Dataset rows
────

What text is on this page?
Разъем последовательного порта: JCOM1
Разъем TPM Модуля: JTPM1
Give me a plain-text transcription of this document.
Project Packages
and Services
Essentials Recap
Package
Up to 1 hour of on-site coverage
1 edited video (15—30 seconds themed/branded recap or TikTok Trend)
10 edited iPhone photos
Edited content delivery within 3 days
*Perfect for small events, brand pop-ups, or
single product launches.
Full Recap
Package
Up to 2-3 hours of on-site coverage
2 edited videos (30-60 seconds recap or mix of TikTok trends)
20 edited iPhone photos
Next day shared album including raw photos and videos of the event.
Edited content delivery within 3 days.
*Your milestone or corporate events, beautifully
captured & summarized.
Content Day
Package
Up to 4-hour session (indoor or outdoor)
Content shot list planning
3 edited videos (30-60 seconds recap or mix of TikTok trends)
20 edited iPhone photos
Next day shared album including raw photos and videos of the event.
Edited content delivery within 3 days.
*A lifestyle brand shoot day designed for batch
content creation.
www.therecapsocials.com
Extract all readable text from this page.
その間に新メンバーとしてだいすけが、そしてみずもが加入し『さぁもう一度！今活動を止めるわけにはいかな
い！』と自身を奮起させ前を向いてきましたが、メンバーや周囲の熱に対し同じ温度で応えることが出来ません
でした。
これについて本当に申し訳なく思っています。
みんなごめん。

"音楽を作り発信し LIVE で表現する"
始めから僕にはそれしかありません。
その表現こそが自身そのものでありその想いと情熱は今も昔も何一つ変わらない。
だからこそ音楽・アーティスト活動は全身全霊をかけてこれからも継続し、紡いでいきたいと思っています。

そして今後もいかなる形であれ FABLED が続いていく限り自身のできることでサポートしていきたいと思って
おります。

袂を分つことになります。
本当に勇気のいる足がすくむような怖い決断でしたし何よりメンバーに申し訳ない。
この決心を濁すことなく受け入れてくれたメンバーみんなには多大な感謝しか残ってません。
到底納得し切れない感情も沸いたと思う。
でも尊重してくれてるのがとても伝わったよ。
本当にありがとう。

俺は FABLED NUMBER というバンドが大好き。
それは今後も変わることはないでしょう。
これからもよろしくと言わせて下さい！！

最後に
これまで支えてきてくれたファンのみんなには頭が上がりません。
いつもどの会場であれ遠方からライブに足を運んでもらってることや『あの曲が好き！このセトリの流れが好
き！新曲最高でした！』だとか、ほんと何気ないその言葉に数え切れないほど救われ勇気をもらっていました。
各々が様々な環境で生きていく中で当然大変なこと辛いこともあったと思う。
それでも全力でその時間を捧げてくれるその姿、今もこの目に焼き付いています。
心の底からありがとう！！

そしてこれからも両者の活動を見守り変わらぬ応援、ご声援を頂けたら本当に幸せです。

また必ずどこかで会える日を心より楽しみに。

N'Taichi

────

* TASK INSTRUCTIONS *
Extract the full set of entries word for word.

* RESPONSE *
What text is on this page?
Разъем последовательного порта: JCOM1
Разъем TPM Модуля: JTPM1
Give me a plain-text transcription of this document.
Project Packages
and Services
Essentials Recap
Package
Up to 1 hour of on-site coverage
1 edited video (15—30 seconds themed/branded recap or TikTok Trend)
10 edited iPhone photos
Edited content delivery within 3 days
*Perfect for small events, brand pop-ups, or
single product launches.
Full Recap
Package
Up to 2-3 hours of on-site coverage
2 edited videos (30-60 seconds recap or mix of TikTok trends)
20 edited iPhone photos
Next day shared album including raw photos and videos of the event.
Edited content delivery within 3 days.
*Your milestone or corporate events, beautifully
captured & summarized.
Content Day
Package
Up to 4-hour session (indoor or outdoor)
Content shot list planning
3 edited videos (30-60 seconds recap or mix of TikTok trends)
20 edited iPhone photos
Next day shared album including raw photos and videos of the event.
Edited content delivery within 3 days.
*A lifestyle brand shoot day designed for batch
content creation.
www.therecapsocials.com
Extract all readable text from this page.
その間に新メンバーとしてだいすけが、そしてみずもが加入し『さぁもう一度！今活動を止めるわけにはいかな
い！』と自身を奮起させ前を向いてきましたが、メンバーや周囲の熱に対し同じ温度で応えることが出来ません
でした。
これについて本当に申し訳なく思っています。
みんなごめん。

"音楽を作り発信し LIVE で表現する"
始めから僕にはそれしかありません。
その表現こそが自身そのものでありその想いと情熱は今も昔も何一つ変わらない。
だからこそ音楽・アーティスト活動は全身全霊をかけてこれからも継続し、紡いでいきたいと思っています。

そして今後もいかなる形であれ FABLED が続いていく限り自身のできることでサポートしていきたいと思って
おります。

袂を分つことになります。
本当に勇気のいる足がすくむような怖い決断でしたし何よりメンバーに申し訳ない。
この決心を濁すことなく受け入れてくれたメンバーみんなには多大な感謝しか残ってません。
到底納得し切れない感情も沸いたと思う。
でも尊重してくれてるのがとても伝わったよ。
本当にありがとう。

俺は FABLED NUMBER というバンドが大好き。
それは今後も変わることはないでしょう。
これからもよろしくと言わせて下さい！！

最後に
これまで支えてきてくれたファンのみんなには頭が上がりません。
いつもどの会場であれ遠方からライブに足を運んでもらってることや『あの曲が好き！このセトリの流れが好
き！新曲最高でした！』だとか、ほんと何気ないその言葉に数え切れないほど救われ勇気をもらっていました。
各々が様々な環境で生きていく中で当然大変なこと辛いこともあったと思う。
それでも全力でその時間を捧げてくれるその姿、今もこの目に焼き付いています。
心の底からありがとう！！

そしてこれからも両者の活動を見守り変わらぬ応援、ご声援を頂けたら本当に幸せです。

また必ずどこかで会える日を心より楽しみに。

N'Taichi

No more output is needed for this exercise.